───── DATA TO USE

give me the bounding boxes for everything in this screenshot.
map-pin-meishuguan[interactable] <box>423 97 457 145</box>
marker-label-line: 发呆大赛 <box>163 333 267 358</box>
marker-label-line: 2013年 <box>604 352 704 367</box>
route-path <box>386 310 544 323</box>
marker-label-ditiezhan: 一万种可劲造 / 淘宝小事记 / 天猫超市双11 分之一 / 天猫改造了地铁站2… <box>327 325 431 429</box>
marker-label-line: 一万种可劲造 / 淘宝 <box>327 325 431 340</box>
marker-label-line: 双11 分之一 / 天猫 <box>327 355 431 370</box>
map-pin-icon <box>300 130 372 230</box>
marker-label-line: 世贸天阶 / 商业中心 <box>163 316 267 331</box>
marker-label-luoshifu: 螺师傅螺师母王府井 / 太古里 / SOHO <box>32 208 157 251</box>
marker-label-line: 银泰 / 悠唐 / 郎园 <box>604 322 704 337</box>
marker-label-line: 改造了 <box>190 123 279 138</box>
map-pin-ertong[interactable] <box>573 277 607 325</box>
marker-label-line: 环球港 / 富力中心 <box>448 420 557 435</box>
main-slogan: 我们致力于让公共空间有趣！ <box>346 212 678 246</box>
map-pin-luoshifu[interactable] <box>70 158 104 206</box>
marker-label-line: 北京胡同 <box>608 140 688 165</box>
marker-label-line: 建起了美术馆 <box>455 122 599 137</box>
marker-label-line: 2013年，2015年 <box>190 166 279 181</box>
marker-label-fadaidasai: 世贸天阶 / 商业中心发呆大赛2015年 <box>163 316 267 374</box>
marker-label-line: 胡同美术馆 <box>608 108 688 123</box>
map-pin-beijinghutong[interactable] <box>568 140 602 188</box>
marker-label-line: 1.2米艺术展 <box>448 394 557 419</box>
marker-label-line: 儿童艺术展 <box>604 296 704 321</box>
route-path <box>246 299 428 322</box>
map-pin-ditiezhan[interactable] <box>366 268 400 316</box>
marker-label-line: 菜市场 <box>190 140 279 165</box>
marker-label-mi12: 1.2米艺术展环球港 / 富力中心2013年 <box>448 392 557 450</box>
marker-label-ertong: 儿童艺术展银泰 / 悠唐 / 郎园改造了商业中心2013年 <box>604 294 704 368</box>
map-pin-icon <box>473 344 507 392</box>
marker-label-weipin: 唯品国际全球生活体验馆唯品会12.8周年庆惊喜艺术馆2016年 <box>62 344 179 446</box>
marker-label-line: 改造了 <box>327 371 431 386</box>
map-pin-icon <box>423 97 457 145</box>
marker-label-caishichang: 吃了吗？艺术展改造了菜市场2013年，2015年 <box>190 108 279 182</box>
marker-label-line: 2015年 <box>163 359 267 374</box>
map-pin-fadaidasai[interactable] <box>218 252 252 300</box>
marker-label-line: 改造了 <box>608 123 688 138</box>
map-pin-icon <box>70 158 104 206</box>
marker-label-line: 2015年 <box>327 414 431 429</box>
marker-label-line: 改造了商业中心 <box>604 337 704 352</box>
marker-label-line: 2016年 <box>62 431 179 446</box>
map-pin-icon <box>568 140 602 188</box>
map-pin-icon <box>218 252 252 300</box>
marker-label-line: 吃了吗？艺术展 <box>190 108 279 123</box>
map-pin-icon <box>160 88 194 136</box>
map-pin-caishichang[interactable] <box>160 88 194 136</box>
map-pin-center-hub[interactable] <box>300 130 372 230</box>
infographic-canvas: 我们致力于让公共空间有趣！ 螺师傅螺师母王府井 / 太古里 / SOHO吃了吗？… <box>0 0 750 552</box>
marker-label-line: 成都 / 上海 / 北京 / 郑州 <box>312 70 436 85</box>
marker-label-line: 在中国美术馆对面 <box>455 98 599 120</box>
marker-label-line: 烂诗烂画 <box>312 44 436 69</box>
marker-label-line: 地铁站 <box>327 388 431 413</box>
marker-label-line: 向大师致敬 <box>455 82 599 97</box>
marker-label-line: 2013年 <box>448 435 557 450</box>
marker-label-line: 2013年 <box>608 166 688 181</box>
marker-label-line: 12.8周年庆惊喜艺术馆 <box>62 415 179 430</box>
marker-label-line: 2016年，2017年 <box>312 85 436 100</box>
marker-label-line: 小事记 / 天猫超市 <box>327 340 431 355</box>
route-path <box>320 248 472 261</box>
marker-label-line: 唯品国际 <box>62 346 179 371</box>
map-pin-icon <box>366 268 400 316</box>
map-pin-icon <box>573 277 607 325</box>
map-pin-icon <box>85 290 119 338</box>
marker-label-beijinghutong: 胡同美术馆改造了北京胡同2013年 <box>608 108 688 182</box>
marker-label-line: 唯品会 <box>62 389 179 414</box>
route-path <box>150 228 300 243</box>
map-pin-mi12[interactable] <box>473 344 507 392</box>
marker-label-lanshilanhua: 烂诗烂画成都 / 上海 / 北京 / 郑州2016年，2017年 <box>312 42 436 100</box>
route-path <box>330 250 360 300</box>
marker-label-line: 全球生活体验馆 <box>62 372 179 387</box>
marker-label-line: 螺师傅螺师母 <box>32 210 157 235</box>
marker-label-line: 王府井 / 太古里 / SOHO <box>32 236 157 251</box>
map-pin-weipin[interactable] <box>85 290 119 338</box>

──────────

**WRITTEN INSTRUCTION:**
Please update the rows above by replacing every "route-path" with "route-line" and leaving the rest unchanged.

**ANSWER TO THE TASK:**
give me the bounding boxes for everything in this screenshot.
map-pin-meishuguan[interactable] <box>423 97 457 145</box>
marker-label-line: 发呆大赛 <box>163 333 267 358</box>
marker-label-line: 2013年 <box>604 352 704 367</box>
route-line <box>386 310 544 323</box>
marker-label-ditiezhan: 一万种可劲造 / 淘宝小事记 / 天猫超市双11 分之一 / 天猫改造了地铁站2… <box>327 325 431 429</box>
marker-label-line: 一万种可劲造 / 淘宝 <box>327 325 431 340</box>
marker-label-line: 双11 分之一 / 天猫 <box>327 355 431 370</box>
map-pin-icon <box>300 130 372 230</box>
marker-label-line: 世贸天阶 / 商业中心 <box>163 316 267 331</box>
marker-label-luoshifu: 螺师傅螺师母王府井 / 太古里 / SOHO <box>32 208 157 251</box>
marker-label-line: 银泰 / 悠唐 / 郎园 <box>604 322 704 337</box>
marker-label-line: 改造了 <box>190 123 279 138</box>
map-pin-ertong[interactable] <box>573 277 607 325</box>
marker-label-line: 环球港 / 富力中心 <box>448 420 557 435</box>
main-slogan: 我们致力于让公共空间有趣！ <box>346 212 678 246</box>
map-pin-luoshifu[interactable] <box>70 158 104 206</box>
marker-label-line: 北京胡同 <box>608 140 688 165</box>
marker-label-line: 建起了美术馆 <box>455 122 599 137</box>
marker-label-line: 2013年，2015年 <box>190 166 279 181</box>
marker-label-fadaidasai: 世贸天阶 / 商业中心发呆大赛2015年 <box>163 316 267 374</box>
marker-label-line: 胡同美术馆 <box>608 108 688 123</box>
map-pin-beijinghutong[interactable] <box>568 140 602 188</box>
marker-label-line: 1.2米艺术展 <box>448 394 557 419</box>
marker-label-line: 儿童艺术展 <box>604 296 704 321</box>
route-line <box>246 299 428 322</box>
map-pin-ditiezhan[interactable] <box>366 268 400 316</box>
marker-label-line: 菜市场 <box>190 140 279 165</box>
marker-label-mi12: 1.2米艺术展环球港 / 富力中心2013年 <box>448 392 557 450</box>
marker-label-ertong: 儿童艺术展银泰 / 悠唐 / 郎园改造了商业中心2013年 <box>604 294 704 368</box>
map-pin-icon <box>473 344 507 392</box>
marker-label-weipin: 唯品国际全球生活体验馆唯品会12.8周年庆惊喜艺术馆2016年 <box>62 344 179 446</box>
marker-label-line: 改造了 <box>327 371 431 386</box>
map-pin-icon <box>423 97 457 145</box>
marker-label-caishichang: 吃了吗？艺术展改造了菜市场2013年，2015年 <box>190 108 279 182</box>
marker-label-line: 2015年 <box>163 359 267 374</box>
map-pin-fadaidasai[interactable] <box>218 252 252 300</box>
marker-label-line: 改造了 <box>608 123 688 138</box>
map-pin-icon <box>70 158 104 206</box>
marker-label-line: 2015年 <box>327 414 431 429</box>
marker-label-line: 改造了商业中心 <box>604 337 704 352</box>
marker-label-line: 2016年 <box>62 431 179 446</box>
map-pin-icon <box>568 140 602 188</box>
map-pin-icon <box>218 252 252 300</box>
marker-label-line: 吃了吗？艺术展 <box>190 108 279 123</box>
map-pin-icon <box>160 88 194 136</box>
map-pin-caishichang[interactable] <box>160 88 194 136</box>
map-pin-center-hub[interactable] <box>300 130 372 230</box>
infographic-canvas: 我们致力于让公共空间有趣！ 螺师傅螺师母王府井 / 太古里 / SOHO吃了吗？… <box>0 0 750 552</box>
marker-label-line: 成都 / 上海 / 北京 / 郑州 <box>312 70 436 85</box>
marker-label-line: 在中国美术馆对面 <box>455 98 599 120</box>
marker-label-line: 烂诗烂画 <box>312 44 436 69</box>
marker-label-line: 地铁站 <box>327 388 431 413</box>
marker-label-line: 向大师致敬 <box>455 82 599 97</box>
marker-label-line: 2013年 <box>448 435 557 450</box>
marker-label-line: 2013年 <box>608 166 688 181</box>
marker-label-line: 12.8周年庆惊喜艺术馆 <box>62 415 179 430</box>
marker-label-line: 2016年，2017年 <box>312 85 436 100</box>
marker-label-line: 小事记 / 天猫超市 <box>327 340 431 355</box>
route-line <box>320 248 472 261</box>
marker-label-line: 唯品国际 <box>62 346 179 371</box>
map-pin-icon <box>366 268 400 316</box>
map-pin-icon <box>573 277 607 325</box>
map-pin-icon <box>85 290 119 338</box>
marker-label-beijinghutong: 胡同美术馆改造了北京胡同2013年 <box>608 108 688 182</box>
marker-label-line: 唯品会 <box>62 389 179 414</box>
route-line <box>150 228 300 243</box>
map-pin-mi12[interactable] <box>473 344 507 392</box>
marker-label-lanshilanhua: 烂诗烂画成都 / 上海 / 北京 / 郑州2016年，2017年 <box>312 42 436 100</box>
route-line <box>330 250 360 300</box>
marker-label-line: 全球生活体验馆 <box>62 372 179 387</box>
marker-label-line: 螺师傅螺师母 <box>32 210 157 235</box>
marker-label-line: 王府井 / 太古里 / SOHO <box>32 236 157 251</box>
map-pin-weipin[interactable] <box>85 290 119 338</box>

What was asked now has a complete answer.